**Exercise instructions**. Transcribe the rows verbatim, beginning with the first row and continuing through the row that contains "bar-value-label: $62.63 (693, 283, 748, 304)", with both of those rows included.
-- Begin --
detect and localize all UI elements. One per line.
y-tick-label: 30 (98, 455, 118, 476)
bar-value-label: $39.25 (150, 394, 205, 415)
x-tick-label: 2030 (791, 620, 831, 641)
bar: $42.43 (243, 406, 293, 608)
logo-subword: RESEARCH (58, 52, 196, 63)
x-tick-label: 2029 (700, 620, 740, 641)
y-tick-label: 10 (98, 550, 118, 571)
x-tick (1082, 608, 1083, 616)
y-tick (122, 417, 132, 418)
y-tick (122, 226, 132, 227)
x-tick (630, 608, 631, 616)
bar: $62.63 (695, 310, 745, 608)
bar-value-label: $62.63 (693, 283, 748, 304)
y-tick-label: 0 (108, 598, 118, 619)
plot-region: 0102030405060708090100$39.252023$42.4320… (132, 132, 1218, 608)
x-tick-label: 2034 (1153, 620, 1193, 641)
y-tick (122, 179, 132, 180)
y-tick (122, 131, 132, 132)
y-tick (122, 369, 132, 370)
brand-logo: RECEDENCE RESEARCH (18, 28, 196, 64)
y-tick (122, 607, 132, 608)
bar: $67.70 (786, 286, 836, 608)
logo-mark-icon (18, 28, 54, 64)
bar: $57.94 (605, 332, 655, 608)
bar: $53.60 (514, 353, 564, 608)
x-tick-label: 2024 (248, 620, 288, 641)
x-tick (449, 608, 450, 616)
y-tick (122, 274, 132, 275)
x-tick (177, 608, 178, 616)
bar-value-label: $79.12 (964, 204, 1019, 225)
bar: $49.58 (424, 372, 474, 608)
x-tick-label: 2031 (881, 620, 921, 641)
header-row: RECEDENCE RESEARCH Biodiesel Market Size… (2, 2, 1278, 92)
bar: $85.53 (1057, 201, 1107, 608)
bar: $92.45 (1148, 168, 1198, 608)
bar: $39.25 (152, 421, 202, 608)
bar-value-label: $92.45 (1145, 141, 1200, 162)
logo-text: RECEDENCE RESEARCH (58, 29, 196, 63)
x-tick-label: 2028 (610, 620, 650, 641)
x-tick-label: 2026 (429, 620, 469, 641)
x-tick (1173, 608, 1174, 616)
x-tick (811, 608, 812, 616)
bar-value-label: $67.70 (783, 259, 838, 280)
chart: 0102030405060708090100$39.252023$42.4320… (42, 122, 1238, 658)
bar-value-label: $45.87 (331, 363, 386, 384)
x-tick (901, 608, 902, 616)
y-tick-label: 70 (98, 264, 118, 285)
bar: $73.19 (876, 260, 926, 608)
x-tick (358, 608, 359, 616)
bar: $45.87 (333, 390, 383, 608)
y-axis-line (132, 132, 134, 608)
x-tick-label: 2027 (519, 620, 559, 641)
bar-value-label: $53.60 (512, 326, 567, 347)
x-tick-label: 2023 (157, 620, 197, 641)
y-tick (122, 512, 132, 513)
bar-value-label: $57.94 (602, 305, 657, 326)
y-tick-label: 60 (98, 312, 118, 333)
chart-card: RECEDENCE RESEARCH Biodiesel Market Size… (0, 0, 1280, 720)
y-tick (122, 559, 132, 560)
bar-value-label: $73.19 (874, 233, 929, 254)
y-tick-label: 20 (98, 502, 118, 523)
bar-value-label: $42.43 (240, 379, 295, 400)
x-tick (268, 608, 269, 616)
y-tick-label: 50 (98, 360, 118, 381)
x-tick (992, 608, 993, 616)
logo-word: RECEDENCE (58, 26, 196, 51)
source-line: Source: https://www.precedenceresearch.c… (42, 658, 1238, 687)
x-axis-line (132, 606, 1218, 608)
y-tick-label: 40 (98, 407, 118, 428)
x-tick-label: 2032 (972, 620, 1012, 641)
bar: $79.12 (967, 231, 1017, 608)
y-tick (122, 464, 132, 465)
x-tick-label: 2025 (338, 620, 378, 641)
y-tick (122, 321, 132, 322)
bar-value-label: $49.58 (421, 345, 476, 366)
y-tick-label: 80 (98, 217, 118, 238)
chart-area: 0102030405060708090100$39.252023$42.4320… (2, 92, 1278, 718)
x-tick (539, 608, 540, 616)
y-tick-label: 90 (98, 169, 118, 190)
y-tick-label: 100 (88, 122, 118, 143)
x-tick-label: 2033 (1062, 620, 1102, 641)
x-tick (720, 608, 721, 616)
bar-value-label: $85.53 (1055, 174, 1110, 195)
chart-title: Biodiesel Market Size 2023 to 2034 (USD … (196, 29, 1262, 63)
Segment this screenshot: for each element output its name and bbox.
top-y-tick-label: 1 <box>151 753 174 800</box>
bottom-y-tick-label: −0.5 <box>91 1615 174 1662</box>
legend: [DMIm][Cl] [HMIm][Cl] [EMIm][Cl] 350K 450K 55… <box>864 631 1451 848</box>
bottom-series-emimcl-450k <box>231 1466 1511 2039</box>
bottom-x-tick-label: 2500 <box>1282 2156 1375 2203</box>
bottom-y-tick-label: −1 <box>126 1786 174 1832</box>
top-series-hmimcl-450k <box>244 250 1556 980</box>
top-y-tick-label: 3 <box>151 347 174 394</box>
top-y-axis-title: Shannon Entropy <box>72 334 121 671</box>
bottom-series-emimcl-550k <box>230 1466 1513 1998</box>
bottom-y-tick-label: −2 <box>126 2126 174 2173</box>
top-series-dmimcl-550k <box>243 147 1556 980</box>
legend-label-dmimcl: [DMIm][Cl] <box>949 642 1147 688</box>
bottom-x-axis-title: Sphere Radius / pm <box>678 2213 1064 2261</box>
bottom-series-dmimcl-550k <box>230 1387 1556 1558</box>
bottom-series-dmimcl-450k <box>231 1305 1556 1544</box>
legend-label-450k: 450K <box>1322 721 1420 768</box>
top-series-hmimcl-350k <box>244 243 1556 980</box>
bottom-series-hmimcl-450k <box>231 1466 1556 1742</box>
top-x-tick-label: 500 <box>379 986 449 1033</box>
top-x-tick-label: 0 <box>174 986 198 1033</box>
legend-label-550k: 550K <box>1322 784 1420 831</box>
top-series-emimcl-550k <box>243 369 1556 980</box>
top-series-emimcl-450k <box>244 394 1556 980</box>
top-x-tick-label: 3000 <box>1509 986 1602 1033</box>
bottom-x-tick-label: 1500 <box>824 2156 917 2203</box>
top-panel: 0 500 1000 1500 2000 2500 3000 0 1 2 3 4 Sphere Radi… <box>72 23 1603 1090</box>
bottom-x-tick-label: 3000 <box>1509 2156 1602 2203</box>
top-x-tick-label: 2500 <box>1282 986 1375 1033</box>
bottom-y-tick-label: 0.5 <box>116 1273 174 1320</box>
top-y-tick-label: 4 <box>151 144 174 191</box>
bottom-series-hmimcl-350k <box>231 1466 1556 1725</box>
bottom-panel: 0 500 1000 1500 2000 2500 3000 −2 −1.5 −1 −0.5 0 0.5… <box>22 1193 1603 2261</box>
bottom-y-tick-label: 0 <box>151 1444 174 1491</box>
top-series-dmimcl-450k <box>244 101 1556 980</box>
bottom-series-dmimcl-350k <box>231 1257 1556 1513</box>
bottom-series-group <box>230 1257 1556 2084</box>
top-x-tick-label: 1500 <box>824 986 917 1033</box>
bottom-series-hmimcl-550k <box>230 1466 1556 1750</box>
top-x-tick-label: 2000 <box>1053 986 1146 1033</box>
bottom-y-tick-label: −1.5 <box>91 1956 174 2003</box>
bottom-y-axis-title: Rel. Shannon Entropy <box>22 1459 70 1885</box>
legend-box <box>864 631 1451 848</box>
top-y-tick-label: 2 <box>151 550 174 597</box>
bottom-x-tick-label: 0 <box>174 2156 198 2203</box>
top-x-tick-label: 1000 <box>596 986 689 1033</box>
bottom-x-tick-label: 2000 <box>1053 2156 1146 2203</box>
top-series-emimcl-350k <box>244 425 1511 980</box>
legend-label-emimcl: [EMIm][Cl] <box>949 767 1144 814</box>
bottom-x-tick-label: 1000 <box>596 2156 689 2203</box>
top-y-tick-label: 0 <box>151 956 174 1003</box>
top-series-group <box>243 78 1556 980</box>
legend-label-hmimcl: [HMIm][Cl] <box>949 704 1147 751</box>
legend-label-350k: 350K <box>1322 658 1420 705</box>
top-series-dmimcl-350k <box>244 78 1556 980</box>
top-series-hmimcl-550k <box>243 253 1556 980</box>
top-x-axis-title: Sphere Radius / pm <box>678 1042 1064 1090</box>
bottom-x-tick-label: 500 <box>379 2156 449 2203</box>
-- End --
**Answer to this exercise**.
detect and localize all UI elements. One per line.
y-tick-label: 30 (98, 455, 118, 476)
bar-value-label: $39.25 (150, 394, 205, 415)
x-tick-label: 2030 (791, 620, 831, 641)
bar: $42.43 (243, 406, 293, 608)
logo-subword: RESEARCH (58, 52, 196, 63)
x-tick-label: 2029 (700, 620, 740, 641)
y-tick-label: 10 (98, 550, 118, 571)
x-tick (1082, 608, 1083, 616)
y-tick (122, 417, 132, 418)
y-tick (122, 226, 132, 227)
x-tick (630, 608, 631, 616)
bar: $62.63 (695, 310, 745, 608)
bar-value-label: $62.63 (693, 283, 748, 304)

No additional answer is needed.